======== Given data

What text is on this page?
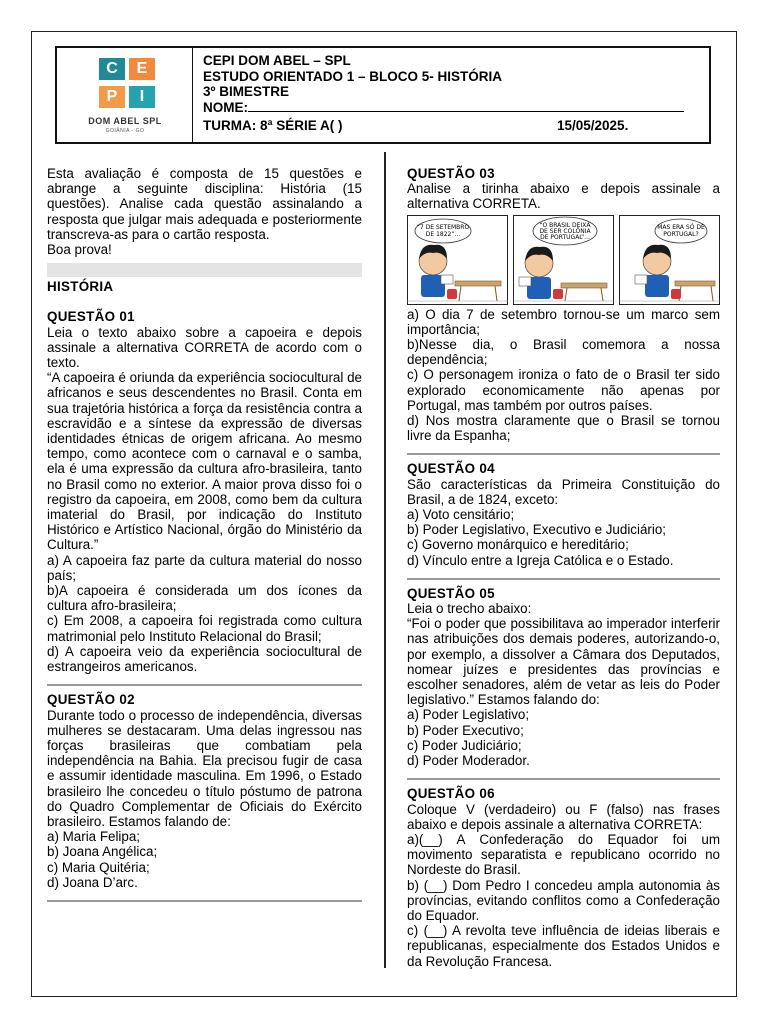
C	E
P	I
DOM ABEL SPL
GOIÂNIA - GO
CEPI DOM ABEL – SPL
ESTUDO ORIENTADO 1 – BLOCO 5- HISTÓRIA
3º BIMESTRE
NOME:
TURMA: 8ª SÉRIE A( )	15/05/2025.
Esta avaliação é composta de 15 questões e abrange a seguinte disciplina: História (15 questões). Analise cada questão assinalando a resposta que julgar mais adequada e posteriormente transcreva-as para o cartão resposta.
Boa prova!
HISTÓRIA
QUESTÃO 01
Leia o texto abaixo sobre a capoeira e depois assinale a alternativa CORRETA de acordo com o texto.
“A capoeira é oriunda da experiência sociocultural de africanos e seus descendentes no Brasil. Conta em sua trajetória histórica a força da resistência contra a escravidão e a síntese da expressão de diversas identidades étnicas de origem africana. Ao mesmo tempo, como acontece com o carnaval e o samba, ela é uma expressão da cultura afro-brasileira, tanto no Brasil como no exterior. A maior prova disso foi o registro da capoeira, em 2008, como bem da cultura imaterial do Brasil, por indicação do Instituto Histórico e Artístico Nacional, órgão do Ministério da Cultura.”
a) A capoeira faz parte da cultura material do nosso país;
b)A capoeira é considerada um dos ícones da cultura afro-brasileira;
c) Em 2008, a capoeira foi registrada como cultura matrimonial pelo Instituto Relacional do Brasil;
d) A capoeira veio da experiência sociocultural de estrangeiros americanos.
QUESTÃO 02
Durante todo o processo de independência, diversas mulheres se destacaram. Uma delas ingressou nas forças brasileiras que combatiam pela independência na Bahia. Ela precisou fugir de casa e assumir identidade masculina. Em 1996, o Estado brasileiro lhe concedeu o título póstumo de patrona do Quadro Complementar de Oficiais do Exército brasileiro. Estamos falando de:
a) Maria Felipa;
b) Joana Angélica;
c) Maria Quitéria;
d) Joana D’arc.
QUESTÃO 03
Analise a tirinha abaixo e depois assinale a alternativa CORRETA.
“7 DE SETEMBRO
DE 1822”...
“O BRASIL DEIXA
DE SER COLÔNIA
DE PORTUGAL”...
MAS ERA SÓ DE
PORTUGAL?
a) O dia 7 de setembro tornou-se um marco sem importância;
b)Nesse dia, o Brasil comemora a nossa dependência;
c) O personagem ironiza o fato de o Brasil ter sido explorado economicamente não apenas por Portugal, mas também por outros países.
d) Nos mostra claramente que o Brasil se tornou livre da Espanha;
QUESTÃO 04
São características da Primeira Constituição do Brasil, a de 1824, exceto:
a) Voto censitário;
b) Poder Legislativo, Executivo e Judiciário;
c) Governo monárquico e hereditário;
d) Vínculo entre a Igreja Católica e o Estado.
QUESTÃO 05
Leia o trecho abaixo:
“Foi o poder que possibilitava ao imperador interferir nas atribuições dos demais poderes, autorizando-o, por exemplo, a dissolver a Câmara dos Deputados, nomear juízes e presidentes das províncias e escolher senadores, além de vetar as leis do Poder legislativo.” Estamos falando do:
a) Poder Legislativo;
b) Poder Executivo;
c) Poder Judiciário;
d) Poder Moderador.
QUESTÃO 06
Coloque V (verdadeiro) ou F (falso) nas frases abaixo e depois assinale a alternativa CORRETA:
a)(__) A Confederação do Equador foi um movimento separatista e republicano ocorrido no Nordeste do Brasil.
b) (__) Dom Pedro I concedeu ampla autonomia às províncias, evitando conflitos como a Confederação do Equador.
c) (__) A revolta teve influência de ideias liberais e republicanas, especialmente dos Estados Unidos e da Revolução Francesa.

================

▶ _What needs to be done_
Check each line of the entries above for the word "Analise". List the ones that have it.

▶ _Correct result_
Esta avaliação é composta de 15 questões e abrange a seguinte disciplina: História (15 questões). Analise cada questão assinalando a resposta que julgar mais adequada e posteriormente transcreva-as para o cartão resposta.
Analise a tirinha abaixo e depois assinale a alternativa CORRETA.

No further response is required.